◆ **RAW DATA**:
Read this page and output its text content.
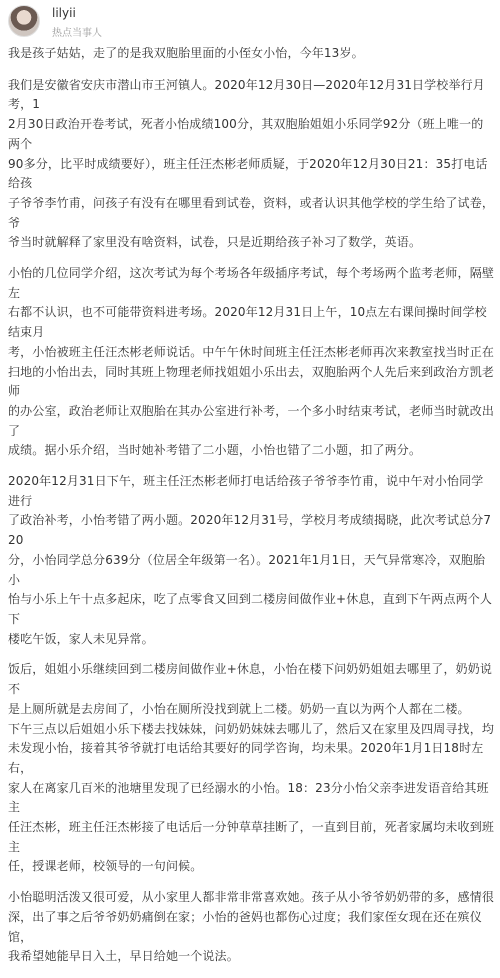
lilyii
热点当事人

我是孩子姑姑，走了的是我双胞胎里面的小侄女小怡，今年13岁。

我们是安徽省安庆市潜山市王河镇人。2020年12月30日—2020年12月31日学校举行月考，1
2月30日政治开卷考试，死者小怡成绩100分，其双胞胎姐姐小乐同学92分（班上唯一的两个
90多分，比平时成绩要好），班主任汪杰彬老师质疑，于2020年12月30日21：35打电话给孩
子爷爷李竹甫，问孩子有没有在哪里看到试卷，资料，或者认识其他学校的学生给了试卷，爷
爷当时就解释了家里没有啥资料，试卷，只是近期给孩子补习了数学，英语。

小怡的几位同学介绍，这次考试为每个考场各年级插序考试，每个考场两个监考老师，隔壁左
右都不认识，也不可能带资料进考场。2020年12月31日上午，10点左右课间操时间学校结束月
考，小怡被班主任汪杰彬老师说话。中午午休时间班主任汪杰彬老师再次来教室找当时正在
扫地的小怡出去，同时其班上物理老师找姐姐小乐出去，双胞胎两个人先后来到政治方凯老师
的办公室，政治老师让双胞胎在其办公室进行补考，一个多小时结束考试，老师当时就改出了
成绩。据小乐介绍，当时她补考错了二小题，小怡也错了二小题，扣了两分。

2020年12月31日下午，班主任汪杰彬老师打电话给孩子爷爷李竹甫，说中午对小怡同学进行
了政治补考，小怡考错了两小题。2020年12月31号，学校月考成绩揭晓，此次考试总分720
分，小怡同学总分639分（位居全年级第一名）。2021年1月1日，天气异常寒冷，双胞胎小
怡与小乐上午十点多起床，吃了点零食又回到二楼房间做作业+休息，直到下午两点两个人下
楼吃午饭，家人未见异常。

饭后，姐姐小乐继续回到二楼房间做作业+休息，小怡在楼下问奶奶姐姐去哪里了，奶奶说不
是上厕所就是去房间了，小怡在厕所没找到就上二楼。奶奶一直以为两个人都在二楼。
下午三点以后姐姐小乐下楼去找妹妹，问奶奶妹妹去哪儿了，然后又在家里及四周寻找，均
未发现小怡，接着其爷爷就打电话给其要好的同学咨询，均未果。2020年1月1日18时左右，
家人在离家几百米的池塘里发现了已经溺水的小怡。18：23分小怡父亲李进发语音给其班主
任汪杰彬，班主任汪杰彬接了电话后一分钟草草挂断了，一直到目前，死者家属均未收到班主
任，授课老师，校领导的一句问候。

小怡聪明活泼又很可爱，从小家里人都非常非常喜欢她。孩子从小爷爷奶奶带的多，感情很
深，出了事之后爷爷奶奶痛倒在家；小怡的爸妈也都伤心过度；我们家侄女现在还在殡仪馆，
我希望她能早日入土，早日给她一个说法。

◆ **WORK TO COMPLETE**:
Leave out the pictures and reproduce the rest of the listing exactly.

◆ **RESULT OF THIS TASK**:
Read this page and output its text content.
lilyii
热点当事人

我是孩子姑姑，走了的是我双胞胎里面的小侄女小怡，今年13岁。

我们是安徽省安庆市潜山市王河镇人。2020年12月30日—2020年12月31日学校举行月考，1
2月30日政治开卷考试，死者小怡成绩100分，其双胞胎姐姐小乐同学92分（班上唯一的两个
90多分，比平时成绩要好），班主任汪杰彬老师质疑，于2020年12月30日21：35打电话给孩
子爷爷李竹甫，问孩子有没有在哪里看到试卷，资料，或者认识其他学校的学生给了试卷，爷
爷当时就解释了家里没有啥资料，试卷，只是近期给孩子补习了数学，英语。

小怡的几位同学介绍，这次考试为每个考场各年级插序考试，每个考场两个监考老师，隔壁左
右都不认识，也不可能带资料进考场。2020年12月31日上午，10点左右课间操时间学校结束月
考，小怡被班主任汪杰彬老师说话。中午午休时间班主任汪杰彬老师再次来教室找当时正在
扫地的小怡出去，同时其班上物理老师找姐姐小乐出去，双胞胎两个人先后来到政治方凯老师
的办公室，政治老师让双胞胎在其办公室进行补考，一个多小时结束考试，老师当时就改出了
成绩。据小乐介绍，当时她补考错了二小题，小怡也错了二小题，扣了两分。

2020年12月31日下午，班主任汪杰彬老师打电话给孩子爷爷李竹甫，说中午对小怡同学进行
了政治补考，小怡考错了两小题。2020年12月31号，学校月考成绩揭晓，此次考试总分720
分，小怡同学总分639分（位居全年级第一名）。2021年1月1日，天气异常寒冷，双胞胎小
怡与小乐上午十点多起床，吃了点零食又回到二楼房间做作业+休息，直到下午两点两个人下
楼吃午饭，家人未见异常。

饭后，姐姐小乐继续回到二楼房间做作业+休息，小怡在楼下问奶奶姐姐去哪里了，奶奶说不
是上厕所就是去房间了，小怡在厕所没找到就上二楼。奶奶一直以为两个人都在二楼。
下午三点以后姐姐小乐下楼去找妹妹，问奶奶妹妹去哪儿了，然后又在家里及四周寻找，均
未发现小怡，接着其爷爷就打电话给其要好的同学咨询，均未果。2020年1月1日18时左右，
家人在离家几百米的池塘里发现了已经溺水的小怡。18：23分小怡父亲李进发语音给其班主
任汪杰彬，班主任汪杰彬接了电话后一分钟草草挂断了，一直到目前，死者家属均未收到班主
任，授课老师，校领导的一句问候。

小怡聪明活泼又很可爱，从小家里人都非常非常喜欢她。孩子从小爷爷奶奶带的多，感情很
深，出了事之后爷爷奶奶痛倒在家；小怡的爸妈也都伤心过度；我们家侄女现在还在殡仪馆，
我希望她能早日入土，早日给她一个说法。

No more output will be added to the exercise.